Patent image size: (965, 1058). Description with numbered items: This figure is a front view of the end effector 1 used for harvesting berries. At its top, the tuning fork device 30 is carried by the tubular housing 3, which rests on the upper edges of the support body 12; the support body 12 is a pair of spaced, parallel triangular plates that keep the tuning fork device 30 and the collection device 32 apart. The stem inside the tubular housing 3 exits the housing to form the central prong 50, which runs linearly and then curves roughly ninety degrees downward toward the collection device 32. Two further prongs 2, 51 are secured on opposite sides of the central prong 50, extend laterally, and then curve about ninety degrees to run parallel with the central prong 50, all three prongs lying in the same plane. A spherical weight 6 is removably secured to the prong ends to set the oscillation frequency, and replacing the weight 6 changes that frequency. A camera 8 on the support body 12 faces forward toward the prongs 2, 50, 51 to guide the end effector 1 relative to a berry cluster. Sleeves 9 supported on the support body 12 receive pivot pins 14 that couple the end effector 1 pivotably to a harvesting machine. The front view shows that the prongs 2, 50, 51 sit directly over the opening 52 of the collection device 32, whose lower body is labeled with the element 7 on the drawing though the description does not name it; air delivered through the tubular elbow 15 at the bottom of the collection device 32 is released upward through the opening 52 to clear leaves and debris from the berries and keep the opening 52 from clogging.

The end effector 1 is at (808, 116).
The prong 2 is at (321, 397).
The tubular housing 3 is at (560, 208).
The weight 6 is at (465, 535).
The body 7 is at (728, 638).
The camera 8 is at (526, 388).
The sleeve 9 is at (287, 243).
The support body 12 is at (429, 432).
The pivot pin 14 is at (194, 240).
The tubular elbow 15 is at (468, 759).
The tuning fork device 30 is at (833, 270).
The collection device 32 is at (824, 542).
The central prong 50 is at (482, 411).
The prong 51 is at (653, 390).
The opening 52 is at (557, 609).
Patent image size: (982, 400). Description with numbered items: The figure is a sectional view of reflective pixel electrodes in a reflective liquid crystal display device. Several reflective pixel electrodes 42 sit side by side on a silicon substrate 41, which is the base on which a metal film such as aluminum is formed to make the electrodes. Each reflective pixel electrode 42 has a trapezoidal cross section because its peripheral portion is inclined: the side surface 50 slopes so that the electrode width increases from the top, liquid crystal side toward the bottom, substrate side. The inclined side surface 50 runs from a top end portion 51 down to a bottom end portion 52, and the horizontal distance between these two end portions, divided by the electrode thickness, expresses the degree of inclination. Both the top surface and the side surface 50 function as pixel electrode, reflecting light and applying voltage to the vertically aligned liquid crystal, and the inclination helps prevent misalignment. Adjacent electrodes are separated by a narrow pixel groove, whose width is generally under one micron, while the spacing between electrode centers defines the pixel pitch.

§

### Objective
Copy the lines above and swap every occurrence of "reflective pixel electrodes" for "mirror pixel electrodes", leaving all other text untouched.

### Correct result
Patent image size: (965, 1058). Description with numbered items: This figure is a front view of the end effector 1 used for harvesting berries. At its top, the tuning fork device 30 is carried by the tubular housing 3, which rests on the upper edges of the support body 12; the support body 12 is a pair of spaced, parallel triangular plates that keep the tuning fork device 30 and the collection device 32 apart. The stem inside the tubular housing 3 exits the housing to form the central prong 50, which runs linearly and then curves roughly ninety degrees downward toward the collection device 32. Two further prongs 2, 51 are secured on opposite sides of the central prong 50, extend laterally, and then curve about ninety degrees to run parallel with the central prong 50, all three prongs lying in the same plane. A spherical weight 6 is removably secured to the prong ends to set the oscillation frequency, and replacing the weight 6 changes that frequency. A camera 8 on the support body 12 faces forward toward the prongs 2, 50, 51 to guide the end effector 1 relative to a berry cluster. Sleeves 9 supported on the support body 12 receive pivot pins 14 that couple the end effector 1 pivotably to a harvesting machine. The front view shows that the prongs 2, 50, 51 sit directly over the opening 52 of the collection device 32, whose lower body is labeled with the element 7 on the drawing though the description does not name it; air delivered through the tubular elbow 15 at the bottom of the collection device 32 is released upward through the opening 52 to clear leaves and debris from the berries and keep the opening 52 from clogging.

The end effector 1 is at (808, 116).
The prong 2 is at (321, 397).
The tubular housing 3 is at (560, 208).
The weight 6 is at (465, 535).
The body 7 is at (728, 638).
The camera 8 is at (526, 388).
The sleeve 9 is at (287, 243).
The support body 12 is at (429, 432).
The pivot pin 14 is at (194, 240).
The tubular elbow 15 is at (468, 759).
The tuning fork device 30 is at (833, 270).
The collection device 32 is at (824, 542).
The central prong 50 is at (482, 411).
The prong 51 is at (653, 390).
The opening 52 is at (557, 609).
Patent image size: (982, 400). Description with numbered items: The figure is a sectional view of mirror pixel electrodes in a reflective liquid crystal display device. Several mirror pixel electrodes 42 sit side by side on a silicon substrate 41, which is the base on which a metal film such as aluminum is formed to make the electrodes. Each reflective pixel electrode 42 has a trapezoidal cross section because its peripheral portion is inclined: the side surface 50 slopes so that the electrode width increases from the top, liquid crystal side toward the bottom, substrate side. The inclined side surface 50 runs from a top end portion 51 down to a bottom end portion 52, and the horizontal distance between these two end portions, divided by the electrode thickness, expresses the degree of inclination. Both the top surface and the side surface 50 function as pixel electrode, reflecting light and applying voltage to the vertically aligned liquid crystal, and the inclination helps prevent misalignment. Adjacent electrodes are separated by a narrow pixel groove, whose width is generally under one micron, while the spacing between electrode centers defines the pixel pitch.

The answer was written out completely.